** Structured figure records **

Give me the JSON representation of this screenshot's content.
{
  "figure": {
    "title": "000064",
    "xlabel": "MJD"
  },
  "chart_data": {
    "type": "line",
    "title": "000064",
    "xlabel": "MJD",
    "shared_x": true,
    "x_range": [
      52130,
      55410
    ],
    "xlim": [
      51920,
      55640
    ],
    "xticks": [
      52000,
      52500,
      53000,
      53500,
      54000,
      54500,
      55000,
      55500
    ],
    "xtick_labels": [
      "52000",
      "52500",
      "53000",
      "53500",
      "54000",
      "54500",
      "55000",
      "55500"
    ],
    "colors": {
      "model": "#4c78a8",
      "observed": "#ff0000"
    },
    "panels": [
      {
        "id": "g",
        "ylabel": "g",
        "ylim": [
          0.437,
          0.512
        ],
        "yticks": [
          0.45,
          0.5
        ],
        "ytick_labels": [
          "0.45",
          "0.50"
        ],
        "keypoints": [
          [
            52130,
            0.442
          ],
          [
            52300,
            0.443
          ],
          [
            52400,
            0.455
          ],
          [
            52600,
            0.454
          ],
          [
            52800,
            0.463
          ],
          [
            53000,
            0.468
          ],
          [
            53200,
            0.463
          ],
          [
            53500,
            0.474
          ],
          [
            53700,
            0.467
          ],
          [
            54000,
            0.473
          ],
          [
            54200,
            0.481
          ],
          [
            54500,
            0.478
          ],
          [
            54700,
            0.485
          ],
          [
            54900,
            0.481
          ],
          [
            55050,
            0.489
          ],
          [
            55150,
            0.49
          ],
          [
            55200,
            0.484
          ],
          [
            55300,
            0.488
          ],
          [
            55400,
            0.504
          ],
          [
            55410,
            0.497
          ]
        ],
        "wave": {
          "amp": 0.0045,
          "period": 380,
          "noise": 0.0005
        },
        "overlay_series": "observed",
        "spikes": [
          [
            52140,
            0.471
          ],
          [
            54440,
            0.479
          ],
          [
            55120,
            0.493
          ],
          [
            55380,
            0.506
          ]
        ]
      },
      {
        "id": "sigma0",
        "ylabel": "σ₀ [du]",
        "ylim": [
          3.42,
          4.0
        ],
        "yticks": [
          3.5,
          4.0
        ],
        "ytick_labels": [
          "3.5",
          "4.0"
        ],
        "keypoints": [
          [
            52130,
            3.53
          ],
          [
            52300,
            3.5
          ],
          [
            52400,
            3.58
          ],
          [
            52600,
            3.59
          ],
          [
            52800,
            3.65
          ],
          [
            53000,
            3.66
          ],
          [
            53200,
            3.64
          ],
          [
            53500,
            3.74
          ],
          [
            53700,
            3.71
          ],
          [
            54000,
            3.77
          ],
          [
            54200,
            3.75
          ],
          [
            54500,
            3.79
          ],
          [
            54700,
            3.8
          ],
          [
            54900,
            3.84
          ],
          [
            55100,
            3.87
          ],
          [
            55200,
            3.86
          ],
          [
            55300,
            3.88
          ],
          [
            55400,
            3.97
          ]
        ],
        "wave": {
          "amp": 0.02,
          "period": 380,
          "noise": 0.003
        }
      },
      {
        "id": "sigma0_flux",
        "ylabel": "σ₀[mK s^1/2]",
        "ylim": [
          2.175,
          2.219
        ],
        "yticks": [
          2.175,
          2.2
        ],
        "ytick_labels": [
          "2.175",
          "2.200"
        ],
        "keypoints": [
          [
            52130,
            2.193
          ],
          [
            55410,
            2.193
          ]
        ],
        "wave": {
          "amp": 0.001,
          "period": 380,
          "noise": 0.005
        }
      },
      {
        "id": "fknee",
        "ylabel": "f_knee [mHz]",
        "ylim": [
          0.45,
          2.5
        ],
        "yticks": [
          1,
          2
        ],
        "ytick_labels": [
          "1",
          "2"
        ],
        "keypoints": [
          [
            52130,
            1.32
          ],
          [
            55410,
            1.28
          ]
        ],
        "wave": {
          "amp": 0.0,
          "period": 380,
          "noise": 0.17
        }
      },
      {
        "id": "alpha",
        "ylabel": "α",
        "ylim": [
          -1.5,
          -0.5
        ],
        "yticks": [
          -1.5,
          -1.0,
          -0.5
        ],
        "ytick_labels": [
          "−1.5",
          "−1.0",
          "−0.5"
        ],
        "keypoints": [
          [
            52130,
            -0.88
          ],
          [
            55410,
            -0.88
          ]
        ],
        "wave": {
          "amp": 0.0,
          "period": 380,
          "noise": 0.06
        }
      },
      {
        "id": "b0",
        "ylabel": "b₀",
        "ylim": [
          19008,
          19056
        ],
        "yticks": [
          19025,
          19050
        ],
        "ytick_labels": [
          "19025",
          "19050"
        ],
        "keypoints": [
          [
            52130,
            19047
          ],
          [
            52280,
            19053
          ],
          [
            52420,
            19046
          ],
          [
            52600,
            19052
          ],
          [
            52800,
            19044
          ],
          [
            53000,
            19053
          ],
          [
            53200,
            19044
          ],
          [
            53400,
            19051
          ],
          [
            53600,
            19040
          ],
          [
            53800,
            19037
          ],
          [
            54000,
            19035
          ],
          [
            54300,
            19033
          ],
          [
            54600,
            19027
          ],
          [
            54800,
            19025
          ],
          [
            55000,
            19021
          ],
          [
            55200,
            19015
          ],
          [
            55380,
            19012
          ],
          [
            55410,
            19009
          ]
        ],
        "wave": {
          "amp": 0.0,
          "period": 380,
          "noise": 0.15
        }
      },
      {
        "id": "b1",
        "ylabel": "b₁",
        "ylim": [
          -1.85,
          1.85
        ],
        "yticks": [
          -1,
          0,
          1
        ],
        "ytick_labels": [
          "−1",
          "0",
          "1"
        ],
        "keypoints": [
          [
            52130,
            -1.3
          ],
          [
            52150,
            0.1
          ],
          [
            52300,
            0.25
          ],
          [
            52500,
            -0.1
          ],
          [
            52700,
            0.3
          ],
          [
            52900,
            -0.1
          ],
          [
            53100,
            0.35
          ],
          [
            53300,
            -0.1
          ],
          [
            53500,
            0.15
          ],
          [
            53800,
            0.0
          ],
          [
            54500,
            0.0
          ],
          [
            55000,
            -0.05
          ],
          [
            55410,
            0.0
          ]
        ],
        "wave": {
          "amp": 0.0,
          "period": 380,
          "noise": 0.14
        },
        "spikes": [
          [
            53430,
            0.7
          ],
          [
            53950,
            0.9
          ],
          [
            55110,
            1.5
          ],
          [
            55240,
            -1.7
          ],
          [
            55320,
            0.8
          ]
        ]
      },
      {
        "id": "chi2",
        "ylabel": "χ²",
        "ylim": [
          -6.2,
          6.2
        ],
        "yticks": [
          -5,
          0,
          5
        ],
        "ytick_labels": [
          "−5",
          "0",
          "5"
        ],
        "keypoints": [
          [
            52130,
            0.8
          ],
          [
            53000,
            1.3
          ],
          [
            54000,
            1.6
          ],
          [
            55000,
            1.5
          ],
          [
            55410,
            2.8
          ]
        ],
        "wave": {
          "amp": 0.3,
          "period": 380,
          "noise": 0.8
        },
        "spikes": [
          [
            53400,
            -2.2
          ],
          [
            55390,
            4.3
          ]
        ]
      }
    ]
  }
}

** Problem **
Output the full listing exactly as it stands.

** Response **
Give me the JSON representation of this screenshot's content.
{
  "figure": {
    "title": "000064",
    "xlabel": "MJD"
  },
  "chart_data": {
    "type": "line",
    "title": "000064",
    "xlabel": "MJD",
    "shared_x": true,
    "x_range": [
      52130,
      55410
    ],
    "xlim": [
      51920,
      55640
    ],
    "xticks": [
      52000,
      52500,
      53000,
      53500,
      54000,
      54500,
      55000,
      55500
    ],
    "xtick_labels": [
      "52000",
      "52500",
      "53000",
      "53500",
      "54000",
      "54500",
      "55000",
      "55500"
    ],
    "colors": {
      "model": "#4c78a8",
      "observed": "#ff0000"
    },
    "panels": [
      {
        "id": "g",
        "ylabel": "g",
        "ylim": [
          0.437,
          0.512
        ],
        "yticks": [
          0.45,
          0.5
        ],
        "ytick_labels": [
          "0.45",
          "0.50"
        ],
        "keypoints": [
          [
            52130,
            0.442
          ],
          [
            52300,
            0.443
          ],
          [
            52400,
            0.455
          ],
          [
            52600,
            0.454
          ],
          [
            52800,
            0.463
          ],
          [
            53000,
            0.468
          ],
          [
            53200,
            0.463
          ],
          [
            53500,
            0.474
          ],
          [
            53700,
            0.467
          ],
          [
            54000,
            0.473
          ],
          [
            54200,
            0.481
          ],
          [
            54500,
            0.478
          ],
          [
            54700,
            0.485
          ],
          [
            54900,
            0.481
          ],
          [
            55050,
            0.489
          ],
          [
            55150,
            0.49
          ],
          [
            55200,
            0.484
          ],
          [
            55300,
            0.488
          ],
          [
            55400,
            0.504
          ],
          [
            55410,
            0.497
          ]
        ],
        "wave": {
          "amp": 0.0045,
          "period": 380,
          "noise": 0.0005
        },
        "overlay_series": "observed",
        "spikes": [
          [
            52140,
            0.471
          ],
          [
            54440,
            0.479
          ],
          [
            55120,
            0.493
          ],
          [
            55380,
            0.506
          ]
        ]
      },
      {
        "id": "sigma0",
        "ylabel": "σ₀ [du]",
        "ylim": [
          3.42,
          4.0
        ],
        "yticks": [
          3.5,
          4.0
        ],
        "ytick_labels": [
          "3.5",
          "4.0"
        ],
        "keypoints": [
          [
            52130,
            3.53
          ],
          [
            52300,
            3.5
          ],
          [
            52400,
            3.58
          ],
          [
            52600,
            3.59
          ],
          [
            52800,
            3.65
          ],
          [
            53000,
            3.66
          ],
          [
            53200,
            3.64
          ],
          [
            53500,
            3.74
          ],
          [
            53700,
            3.71
          ],
          [
            54000,
            3.77
          ],
          [
            54200,
            3.75
          ],
          [
            54500,
            3.79
          ],
          [
            54700,
            3.8
          ],
          [
            54900,
            3.84
          ],
          [
            55100,
            3.87
          ],
          [
            55200,
            3.86
          ],
          [
            55300,
            3.88
          ],
          [
            55400,
            3.97
          ]
        ],
        "wave": {
          "amp": 0.02,
          "period": 380,
          "noise": 0.003
        }
      },
      {
        "id": "sigma0_flux",
        "ylabel": "σ₀[mK s^1/2]",
        "ylim": [
          2.175,
          2.219
        ],
        "yticks": [
          2.175,
          2.2
        ],
        "ytick_labels": [
          "2.175",
          "2.200"
        ],
        "keypoints": [
          [
            52130,
            2.193
          ],
          [
            55410,
            2.193
          ]
        ],
        "wave": {
          "amp": 0.001,
          "period": 380,
          "noise": 0.005
        }
      },
      {
        "id": "fknee",
        "ylabel": "f_knee [mHz]",
        "ylim": [
          0.45,
          2.5
        ],
        "yticks": [
          1,
          2
        ],
        "ytick_labels": [
          "1",
          "2"
        ],
        "keypoints": [
          [
            52130,
            1.32
          ],
          [
            55410,
            1.28
          ]
        ],
        "wave": {
          "amp": 0.0,
          "period": 380,
          "noise": 0.17
        }
      },
      {
        "id": "alpha",
        "ylabel": "α",
        "ylim": [
          -1.5,
          -0.5
        ],
        "yticks": [
          -1.5,
          -1.0,
          -0.5
        ],
        "ytick_labels": [
          "−1.5",
          "−1.0",
          "−0.5"
        ],
        "keypoints": [
          [
            52130,
            -0.88
          ],
          [
            55410,
            -0.88
          ]
        ],
        "wave": {
          "amp": 0.0,
          "period": 380,
          "noise": 0.06
        }
      },
      {
        "id": "b0",
        "ylabel": "b₀",
        "ylim": [
          19008,
          19056
        ],
        "yticks": [
          19025,
          19050
        ],
        "ytick_labels": [
          "19025",
          "19050"
        ],
        "keypoints": [
          [
            52130,
            19047
          ],
          [
            52280,
            19053
          ],
          [
            52420,
            19046
          ],
          [
            52600,
            19052
          ],
          [
            52800,
            19044
          ],
          [
            53000,
            19053
          ],
          [
            53200,
            19044
          ],
          [
            53400,
            19051
          ],
          [
            53600,
            19040
          ],
          [
            53800,
            19037
          ],
          [
            54000,
            19035
          ],
          [
            54300,
            19033
          ],
          [
            54600,
            19027
          ],
          [
            54800,
            19025
          ],
          [
            55000,
            19021
          ],
          [
            55200,
            19015
          ],
          [
            55380,
            19012
          ],
          [
            55410,
            19009
          ]
        ],
        "wave": {
          "amp": 0.0,
          "period": 380,
          "noise": 0.15
        }
      },
      {
        "id": "b1",
        "ylabel": "b₁",
        "ylim": [
          -1.85,
          1.85
        ],
        "yticks": [
          -1,
          0,
          1
        ],
        "ytick_labels": [
          "−1",
          "0",
          "1"
        ],
        "keypoints": [
          [
            52130,
            -1.3
          ],
          [
            52150,
            0.1
          ],
          [
            52300,
            0.25
          ],
          [
            52500,
            -0.1
          ],
          [
            52700,
            0.3
          ],
          [
            52900,
            -0.1
          ],
          [
            53100,
            0.35
          ],
          [
            53300,
            -0.1
          ],
          [
            53500,
            0.15
          ],
          [
            53800,
            0.0
          ],
          [
            54500,
            0.0
          ],
          [
            55000,
            -0.05
          ],
          [
            55410,
            0.0
          ]
        ],
        "wave": {
          "amp": 0.0,
          "period": 380,
          "noise": 0.14
        },
        "spikes": [
          [
            53430,
            0.7
          ],
          [
            53950,
            0.9
          ],
          [
            55110,
            1.5
          ],
          [
            55240,
            -1.7
          ],
          [
            55320,
            0.8
          ]
        ]
      },
      {
        "id": "chi2",
        "ylabel": "χ²",
        "ylim": [
          -6.2,
          6.2
        ],
        "yticks": [
          -5,
          0,
          5
        ],
        "ytick_labels": [
          "−5",
          "0",
          "5"
        ],
        "keypoints": [
          [
            52130,
            0.8
          ],
          [
            53000,
            1.3
          ],
          [
            54000,
            1.6
          ],
          [
            55000,
            1.5
          ],
          [
            55410,
            2.8
          ]
        ],
        "wave": {
          "amp": 0.3,
          "period": 380,
          "noise": 0.8
        },
        "spikes": [
          [
            53400,
            -2.2
          ],
          [
            55390,
            4.3
          ]
        ]
      }
    ]
  }
}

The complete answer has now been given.